EXERCISE TASK 1:
In the passage on the Joseph Webb House, rewrite the paragraph beginning "On July 4, 1916" as a short bulleted list that keeps its main facts.
EXERCISE TASK 2:
According to the passage on the Joseph Webb House, why did the businessmen who bought the house sell it to Wallace Nutting rather than run it as an athenaeum or library? Answer in one to three sentences.
EXERCISE TASK 3:
Carry the passage on the Joseph Webb House forward from its final sentence, adding the next part of its history.

PASSAGE GIVEN:
··········
Webb Jr. sold the house in 1790 and it passed through different owners until it was purchased by Judge Martin Welles around 1820. Welles went on to modernize the southern half of the property. The house remained in the Welles family until the death of Welles' grandson in 1913. The house was purchased by a group of businessmen who sought to operate it as athenaeum or a library; however a lack of funds resulted in its sale to Wallace Nutting in 1916.

Wallace Nutting 
The Joseph Webb House was bought by antiquarian Wallace Nutting on February 9, 1916, to serve as a sales area and studio. Lyle writes that Nutting intended to use the house "as one of the links in his 'Chain of Colonial Picture Houses'—all important historic sites located in New England that were part of his business plan to promote a nostalgic appreciation of 'Old America.'" Nutting commissioned painted murals for the front parlors and hallway.

On July 4, 1916, the Webb house was opened to the public with a 25 cent admission charge, but the American entry into World War I and the rationing of gasoline took its toll on Nutting's business. Nutting sold the house in 1919 to The National Society of the Colonial Dames of America in Connecticut, which opened it to the public as a historic house museum.

Colonial Dames 
The National Society of the Colonial Dames of America restored the house to before Nutting's changes with a team of preservationists; with the intention of restoring the appearance of the original construction.
··········
DATASET CONTENT:
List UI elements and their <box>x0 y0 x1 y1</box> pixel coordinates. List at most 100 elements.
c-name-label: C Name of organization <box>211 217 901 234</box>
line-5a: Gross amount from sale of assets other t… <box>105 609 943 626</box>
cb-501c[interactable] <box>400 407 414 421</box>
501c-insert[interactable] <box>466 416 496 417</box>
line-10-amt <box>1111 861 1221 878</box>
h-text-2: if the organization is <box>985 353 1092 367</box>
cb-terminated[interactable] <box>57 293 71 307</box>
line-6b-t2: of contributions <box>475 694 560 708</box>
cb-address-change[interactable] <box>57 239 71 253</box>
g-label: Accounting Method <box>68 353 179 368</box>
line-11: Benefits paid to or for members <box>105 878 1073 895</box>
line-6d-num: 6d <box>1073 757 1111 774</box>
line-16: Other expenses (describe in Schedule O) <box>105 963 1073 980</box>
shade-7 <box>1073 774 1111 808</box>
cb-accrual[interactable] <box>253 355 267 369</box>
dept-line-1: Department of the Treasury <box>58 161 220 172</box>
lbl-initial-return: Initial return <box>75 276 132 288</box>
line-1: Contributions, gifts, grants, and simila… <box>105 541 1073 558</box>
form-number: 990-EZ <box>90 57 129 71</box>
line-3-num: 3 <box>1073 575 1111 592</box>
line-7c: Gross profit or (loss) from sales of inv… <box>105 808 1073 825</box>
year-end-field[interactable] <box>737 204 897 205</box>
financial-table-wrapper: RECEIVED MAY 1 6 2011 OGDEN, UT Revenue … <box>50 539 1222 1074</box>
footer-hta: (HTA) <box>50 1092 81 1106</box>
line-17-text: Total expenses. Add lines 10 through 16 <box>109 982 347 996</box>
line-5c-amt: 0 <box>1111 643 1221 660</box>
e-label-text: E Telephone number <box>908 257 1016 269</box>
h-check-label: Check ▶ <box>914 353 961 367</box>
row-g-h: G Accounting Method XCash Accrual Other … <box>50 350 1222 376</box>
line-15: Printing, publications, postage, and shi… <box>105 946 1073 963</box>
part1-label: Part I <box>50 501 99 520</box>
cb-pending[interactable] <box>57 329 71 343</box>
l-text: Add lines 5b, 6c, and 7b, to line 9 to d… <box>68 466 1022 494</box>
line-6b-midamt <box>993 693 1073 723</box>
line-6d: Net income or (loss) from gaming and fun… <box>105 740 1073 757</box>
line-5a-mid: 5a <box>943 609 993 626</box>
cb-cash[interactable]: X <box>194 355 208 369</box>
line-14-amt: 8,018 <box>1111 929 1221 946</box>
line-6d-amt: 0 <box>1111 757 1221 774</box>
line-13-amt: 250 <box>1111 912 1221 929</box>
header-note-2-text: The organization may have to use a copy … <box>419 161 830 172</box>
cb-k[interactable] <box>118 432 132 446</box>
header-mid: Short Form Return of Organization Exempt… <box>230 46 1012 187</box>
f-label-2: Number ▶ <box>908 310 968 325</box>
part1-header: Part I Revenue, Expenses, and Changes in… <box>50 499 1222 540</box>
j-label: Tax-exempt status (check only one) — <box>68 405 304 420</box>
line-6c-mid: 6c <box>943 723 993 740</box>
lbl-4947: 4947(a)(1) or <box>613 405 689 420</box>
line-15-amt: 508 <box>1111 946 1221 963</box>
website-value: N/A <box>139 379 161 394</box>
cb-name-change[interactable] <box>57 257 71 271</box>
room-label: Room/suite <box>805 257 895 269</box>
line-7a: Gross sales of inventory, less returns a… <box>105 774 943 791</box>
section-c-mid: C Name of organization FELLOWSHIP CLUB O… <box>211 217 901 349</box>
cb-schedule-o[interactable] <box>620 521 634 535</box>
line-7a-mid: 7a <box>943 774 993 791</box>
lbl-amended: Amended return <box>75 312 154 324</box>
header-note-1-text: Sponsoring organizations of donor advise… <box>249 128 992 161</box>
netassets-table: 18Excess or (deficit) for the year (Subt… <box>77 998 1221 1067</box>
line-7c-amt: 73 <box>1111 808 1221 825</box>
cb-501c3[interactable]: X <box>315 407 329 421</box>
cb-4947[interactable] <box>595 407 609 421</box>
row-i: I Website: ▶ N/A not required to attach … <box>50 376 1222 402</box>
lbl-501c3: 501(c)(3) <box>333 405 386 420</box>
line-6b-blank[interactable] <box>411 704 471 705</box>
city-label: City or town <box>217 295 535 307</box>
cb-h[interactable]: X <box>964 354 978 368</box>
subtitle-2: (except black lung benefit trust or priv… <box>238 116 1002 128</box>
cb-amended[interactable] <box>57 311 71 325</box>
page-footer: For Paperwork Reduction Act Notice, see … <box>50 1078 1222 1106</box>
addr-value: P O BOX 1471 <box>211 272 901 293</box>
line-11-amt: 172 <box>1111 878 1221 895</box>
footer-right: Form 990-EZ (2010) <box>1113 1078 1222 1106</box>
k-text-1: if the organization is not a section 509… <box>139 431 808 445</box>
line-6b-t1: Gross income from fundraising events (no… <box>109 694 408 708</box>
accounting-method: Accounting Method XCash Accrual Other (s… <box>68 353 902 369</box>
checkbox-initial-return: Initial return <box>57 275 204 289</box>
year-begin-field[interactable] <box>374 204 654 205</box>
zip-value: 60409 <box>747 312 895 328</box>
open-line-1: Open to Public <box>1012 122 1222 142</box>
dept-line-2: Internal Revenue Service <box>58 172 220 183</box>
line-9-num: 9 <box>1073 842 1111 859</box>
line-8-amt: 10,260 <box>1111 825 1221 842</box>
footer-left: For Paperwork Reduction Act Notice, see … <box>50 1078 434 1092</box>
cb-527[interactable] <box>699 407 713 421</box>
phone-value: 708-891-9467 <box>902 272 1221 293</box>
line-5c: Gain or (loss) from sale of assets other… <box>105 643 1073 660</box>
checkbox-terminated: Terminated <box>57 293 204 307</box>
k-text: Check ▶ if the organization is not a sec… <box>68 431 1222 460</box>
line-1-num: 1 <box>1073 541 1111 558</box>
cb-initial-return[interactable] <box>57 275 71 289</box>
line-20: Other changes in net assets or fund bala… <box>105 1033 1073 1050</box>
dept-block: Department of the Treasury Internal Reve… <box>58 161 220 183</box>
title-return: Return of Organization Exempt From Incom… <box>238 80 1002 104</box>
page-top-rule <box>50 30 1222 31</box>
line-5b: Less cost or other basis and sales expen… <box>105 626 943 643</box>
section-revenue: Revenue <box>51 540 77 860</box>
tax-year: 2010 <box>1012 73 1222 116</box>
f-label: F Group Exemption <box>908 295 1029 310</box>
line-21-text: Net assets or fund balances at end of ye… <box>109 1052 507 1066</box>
··········
WRITTEN REPLY 1:
- The Webb house opened to the public on July 4, 1916, with a 25-cent admission charge.
- The American entry into World War I and gasoline rationing hurt Nutting's business.
- In 1919 Nutting sold the house to The National Society of the Colonial Dames of America in Connecticut.
- The Society opened it to the public as a historic house museum.

WRITTEN REPLY 2:
The businessmen lacked the funds to operate the house as an athenaeum or library. Because of that shortage, they sold it to Wallace Nutting in 1916.

WRITTEN REPLY 3:
The murals commissioned by Nutting were covered up with reproduction wallpapers, but a panel of the wall paper was torn off and the hallway murals were painted over. In 1996, the Dames acknowledged Wallace Nutting's interpretive focus of the Webb House and removed the wallpaper in the "Yorktown" parlor.  In 2007, the murals in the northeast parlor were uncovered and reinterpretation of the room around the Colonial Revival period. An exhibit in the center hall of the house shows Wallace Nutting's influence.

The Webb-Deane-Stevens Museum gives tours of the house April through November, but requires appointments for tours for January through March. The house was declared a National Historic Landmark in 1961. It was added to the National Register of Historic Places on October 15, 1966.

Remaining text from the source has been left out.